## GIVEN TASK
Extract each line bearing the word "Rate".

## EXERCISE MATERIAL
=-=-=-=-=
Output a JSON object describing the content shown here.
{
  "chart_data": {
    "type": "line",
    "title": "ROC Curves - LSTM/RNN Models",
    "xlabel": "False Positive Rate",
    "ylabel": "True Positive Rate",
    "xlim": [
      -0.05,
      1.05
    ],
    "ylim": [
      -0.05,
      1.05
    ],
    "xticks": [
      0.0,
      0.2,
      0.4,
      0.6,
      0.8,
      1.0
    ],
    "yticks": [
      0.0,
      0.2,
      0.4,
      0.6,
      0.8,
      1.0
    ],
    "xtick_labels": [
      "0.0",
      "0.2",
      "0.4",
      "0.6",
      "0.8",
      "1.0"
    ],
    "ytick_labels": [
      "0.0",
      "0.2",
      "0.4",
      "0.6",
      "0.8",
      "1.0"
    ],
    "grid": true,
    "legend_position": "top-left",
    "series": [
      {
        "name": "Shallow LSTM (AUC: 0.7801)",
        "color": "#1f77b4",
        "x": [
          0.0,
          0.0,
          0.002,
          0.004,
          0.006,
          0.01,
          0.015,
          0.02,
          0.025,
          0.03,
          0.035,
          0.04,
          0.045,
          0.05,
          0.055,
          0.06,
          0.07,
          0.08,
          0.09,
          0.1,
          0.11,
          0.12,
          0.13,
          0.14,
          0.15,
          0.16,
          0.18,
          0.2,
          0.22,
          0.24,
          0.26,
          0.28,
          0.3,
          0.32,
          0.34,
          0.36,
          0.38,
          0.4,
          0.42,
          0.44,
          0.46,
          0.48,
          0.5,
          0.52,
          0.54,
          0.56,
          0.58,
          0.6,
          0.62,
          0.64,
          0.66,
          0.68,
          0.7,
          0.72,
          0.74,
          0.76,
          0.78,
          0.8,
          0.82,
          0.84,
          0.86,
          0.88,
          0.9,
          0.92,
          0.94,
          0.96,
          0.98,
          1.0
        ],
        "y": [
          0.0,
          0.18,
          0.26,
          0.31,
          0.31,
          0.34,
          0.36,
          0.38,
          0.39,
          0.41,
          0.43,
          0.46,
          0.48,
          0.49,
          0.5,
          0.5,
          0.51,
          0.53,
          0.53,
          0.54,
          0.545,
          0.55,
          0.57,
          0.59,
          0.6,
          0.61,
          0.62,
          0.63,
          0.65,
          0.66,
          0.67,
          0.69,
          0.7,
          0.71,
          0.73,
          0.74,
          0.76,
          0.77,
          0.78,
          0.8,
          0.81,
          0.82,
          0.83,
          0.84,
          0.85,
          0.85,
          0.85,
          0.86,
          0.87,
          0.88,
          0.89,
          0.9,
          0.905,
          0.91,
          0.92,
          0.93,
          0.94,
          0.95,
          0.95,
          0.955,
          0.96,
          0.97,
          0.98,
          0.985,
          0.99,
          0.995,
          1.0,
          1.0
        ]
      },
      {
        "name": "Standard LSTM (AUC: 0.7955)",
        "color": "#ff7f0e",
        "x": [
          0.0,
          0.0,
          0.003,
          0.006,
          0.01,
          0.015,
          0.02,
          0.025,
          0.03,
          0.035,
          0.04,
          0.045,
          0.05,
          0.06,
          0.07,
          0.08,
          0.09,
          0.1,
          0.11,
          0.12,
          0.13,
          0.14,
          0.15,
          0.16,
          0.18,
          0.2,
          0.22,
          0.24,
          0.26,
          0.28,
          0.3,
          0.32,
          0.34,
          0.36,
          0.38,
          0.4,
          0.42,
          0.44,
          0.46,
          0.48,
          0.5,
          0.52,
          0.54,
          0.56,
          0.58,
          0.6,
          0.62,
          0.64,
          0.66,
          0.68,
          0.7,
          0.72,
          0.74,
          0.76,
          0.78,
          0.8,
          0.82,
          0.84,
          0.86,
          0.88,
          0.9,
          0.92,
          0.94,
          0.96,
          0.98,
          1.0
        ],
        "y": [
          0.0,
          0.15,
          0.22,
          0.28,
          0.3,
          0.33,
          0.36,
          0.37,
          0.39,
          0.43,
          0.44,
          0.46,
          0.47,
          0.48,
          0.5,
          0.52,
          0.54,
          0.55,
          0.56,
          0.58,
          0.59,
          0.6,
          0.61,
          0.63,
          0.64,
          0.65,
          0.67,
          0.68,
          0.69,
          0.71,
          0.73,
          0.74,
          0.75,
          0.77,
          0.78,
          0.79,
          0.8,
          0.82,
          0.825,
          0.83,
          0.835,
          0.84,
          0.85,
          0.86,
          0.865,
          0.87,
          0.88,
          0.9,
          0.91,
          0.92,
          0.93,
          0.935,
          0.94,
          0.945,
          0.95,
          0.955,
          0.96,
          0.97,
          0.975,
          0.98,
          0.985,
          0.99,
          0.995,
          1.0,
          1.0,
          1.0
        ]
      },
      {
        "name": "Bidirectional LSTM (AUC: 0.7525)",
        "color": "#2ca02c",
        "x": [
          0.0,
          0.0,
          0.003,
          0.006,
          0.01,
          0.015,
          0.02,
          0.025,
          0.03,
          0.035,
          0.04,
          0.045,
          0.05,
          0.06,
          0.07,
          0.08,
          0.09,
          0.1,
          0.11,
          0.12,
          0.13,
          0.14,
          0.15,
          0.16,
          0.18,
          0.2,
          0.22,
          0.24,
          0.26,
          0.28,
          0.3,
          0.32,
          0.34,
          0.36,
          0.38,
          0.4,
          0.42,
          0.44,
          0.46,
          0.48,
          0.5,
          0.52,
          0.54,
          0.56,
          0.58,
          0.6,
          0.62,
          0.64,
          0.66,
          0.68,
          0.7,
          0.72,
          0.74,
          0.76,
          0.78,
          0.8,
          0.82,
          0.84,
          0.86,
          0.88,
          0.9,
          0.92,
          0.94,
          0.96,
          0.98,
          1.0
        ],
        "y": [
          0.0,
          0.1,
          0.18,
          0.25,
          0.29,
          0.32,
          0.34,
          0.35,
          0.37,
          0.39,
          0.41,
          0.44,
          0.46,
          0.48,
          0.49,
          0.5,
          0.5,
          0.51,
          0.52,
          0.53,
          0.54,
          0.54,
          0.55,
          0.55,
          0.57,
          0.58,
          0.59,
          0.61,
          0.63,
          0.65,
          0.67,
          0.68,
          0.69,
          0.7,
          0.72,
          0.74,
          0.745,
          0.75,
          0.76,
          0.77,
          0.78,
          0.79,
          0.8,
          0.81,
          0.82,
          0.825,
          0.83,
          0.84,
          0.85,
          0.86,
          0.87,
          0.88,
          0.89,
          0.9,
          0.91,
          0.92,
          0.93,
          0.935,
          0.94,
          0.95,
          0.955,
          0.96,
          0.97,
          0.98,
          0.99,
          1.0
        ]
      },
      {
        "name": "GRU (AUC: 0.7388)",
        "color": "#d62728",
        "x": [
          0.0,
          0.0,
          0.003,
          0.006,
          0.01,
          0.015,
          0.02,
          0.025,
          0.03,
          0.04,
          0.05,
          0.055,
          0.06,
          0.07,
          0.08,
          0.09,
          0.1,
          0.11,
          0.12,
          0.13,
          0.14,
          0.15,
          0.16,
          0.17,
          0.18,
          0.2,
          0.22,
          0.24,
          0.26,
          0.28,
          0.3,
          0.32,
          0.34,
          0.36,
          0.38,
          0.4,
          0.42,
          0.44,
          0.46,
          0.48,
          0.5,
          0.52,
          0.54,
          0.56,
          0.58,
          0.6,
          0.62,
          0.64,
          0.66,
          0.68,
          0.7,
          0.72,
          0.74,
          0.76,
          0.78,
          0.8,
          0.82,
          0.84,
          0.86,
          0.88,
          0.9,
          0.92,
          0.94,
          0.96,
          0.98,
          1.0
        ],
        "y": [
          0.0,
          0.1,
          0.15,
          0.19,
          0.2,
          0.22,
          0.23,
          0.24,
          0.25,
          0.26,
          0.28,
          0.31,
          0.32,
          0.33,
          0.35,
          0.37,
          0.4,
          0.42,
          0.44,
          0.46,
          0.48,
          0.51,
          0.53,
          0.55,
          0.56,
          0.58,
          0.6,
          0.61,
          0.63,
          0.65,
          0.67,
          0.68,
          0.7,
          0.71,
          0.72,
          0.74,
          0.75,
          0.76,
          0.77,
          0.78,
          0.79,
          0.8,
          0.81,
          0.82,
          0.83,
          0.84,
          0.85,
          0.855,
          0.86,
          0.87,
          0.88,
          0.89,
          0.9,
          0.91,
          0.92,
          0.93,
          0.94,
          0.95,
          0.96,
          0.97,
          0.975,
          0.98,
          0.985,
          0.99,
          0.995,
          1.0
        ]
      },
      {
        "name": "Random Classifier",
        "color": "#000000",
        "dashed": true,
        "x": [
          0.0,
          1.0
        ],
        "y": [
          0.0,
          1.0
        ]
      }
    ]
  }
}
=-=-=-=-=
## SOLUTION TO THIS PROBLEM
    "xlabel": "False Positive Rate",
    "ylabel": "True Positive Rate",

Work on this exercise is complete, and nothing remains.